Set task: An exact copy of every record is needed.

[Lines of data]
==========

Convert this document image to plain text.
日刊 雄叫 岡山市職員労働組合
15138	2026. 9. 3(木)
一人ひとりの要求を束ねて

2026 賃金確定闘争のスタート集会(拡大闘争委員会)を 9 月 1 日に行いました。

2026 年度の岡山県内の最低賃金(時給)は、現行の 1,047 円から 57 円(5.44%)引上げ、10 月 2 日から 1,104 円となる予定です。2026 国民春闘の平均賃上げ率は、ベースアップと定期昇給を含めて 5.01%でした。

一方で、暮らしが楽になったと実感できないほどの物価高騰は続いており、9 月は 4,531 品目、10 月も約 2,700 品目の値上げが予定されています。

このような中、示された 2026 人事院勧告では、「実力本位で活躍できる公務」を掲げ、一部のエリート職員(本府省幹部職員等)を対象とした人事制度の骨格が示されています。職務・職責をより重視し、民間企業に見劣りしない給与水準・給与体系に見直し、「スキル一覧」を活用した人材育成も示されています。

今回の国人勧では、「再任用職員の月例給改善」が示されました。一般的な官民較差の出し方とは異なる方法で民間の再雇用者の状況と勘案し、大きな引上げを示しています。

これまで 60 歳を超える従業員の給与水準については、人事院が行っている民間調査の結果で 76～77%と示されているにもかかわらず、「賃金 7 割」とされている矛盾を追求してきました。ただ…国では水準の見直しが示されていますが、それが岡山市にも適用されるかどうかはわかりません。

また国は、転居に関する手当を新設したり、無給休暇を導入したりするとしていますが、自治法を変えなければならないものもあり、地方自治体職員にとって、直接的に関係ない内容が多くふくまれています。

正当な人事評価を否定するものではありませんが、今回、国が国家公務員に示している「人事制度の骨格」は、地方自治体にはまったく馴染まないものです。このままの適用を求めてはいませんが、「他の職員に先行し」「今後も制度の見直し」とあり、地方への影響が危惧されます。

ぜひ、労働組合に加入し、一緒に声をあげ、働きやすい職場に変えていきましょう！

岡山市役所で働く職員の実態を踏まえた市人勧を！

==========

The reply:
Convert this document image to plain text.
日刊 雄叫 岡山市職員労働組合
15138	2026. 9. 3(木)
一人ひとりの要求を束ねて

2026 賃金確定闘争のスタート集会(拡大闘争委員会)を 9 月 1 日に行いました。

2026 年度の岡山県内の最低賃金(時給)は、現行の 1,047 円から 57 円(5.44%)引上げ、10 月 2 日から 1,104 円となる予定です。2026 国民春闘の平均賃上げ率は、ベースアップと定期昇給を含めて 5.01%でした。

一方で、暮らしが楽になったと実感できないほどの物価高騰は続いており、9 月は 4,531 品目、10 月も約 2,700 品目の値上げが予定されています。

このような中、示された 2026 人事院勧告では、「実力本位で活躍できる公務」を掲げ、一部のエリート職員(本府省幹部職員等)を対象とした人事制度の骨格が示されています。職務・職責をより重視し、民間企業に見劣りしない給与水準・給与体系に見直し、「スキル一覧」を活用した人材育成も示されています。

今回の国人勧では、「再任用職員の月例給改善」が示されました。一般的な官民較差の出し方とは異なる方法で民間の再雇用者の状況と勘案し、大きな引上げを示しています。

これまで 60 歳を超える従業員の給与水準については、人事院が行っている民間調査の結果で 76～77%と示されているにもかかわらず、「賃金 7 割」とされている矛盾を追求してきました。ただ…国では水準の見直しが示されていますが、それが岡山市にも適用されるかどうかはわかりません。

また国は、転居に関する手当を新設したり、無給休暇を導入したりするとしていますが、自治法を変えなければならないものもあり、地方自治体職員にとって、直接的に関係ない内容が多くふくまれています。

正当な人事評価を否定するものではありませんが、今回、国が国家公務員に示している「人事制度の骨格」は、地方自治体にはまったく馴染まないものです。このままの適用を求めてはいませんが、「他の職員に先行し」「今後も制度の見直し」とあり、地方への影響が危惧されます。

ぜひ、労働組合に加入し、一緒に声をあげ、働きやすい職場に変えていきましょう！

岡山市役所で働く職員の実態を踏まえた市人勧を！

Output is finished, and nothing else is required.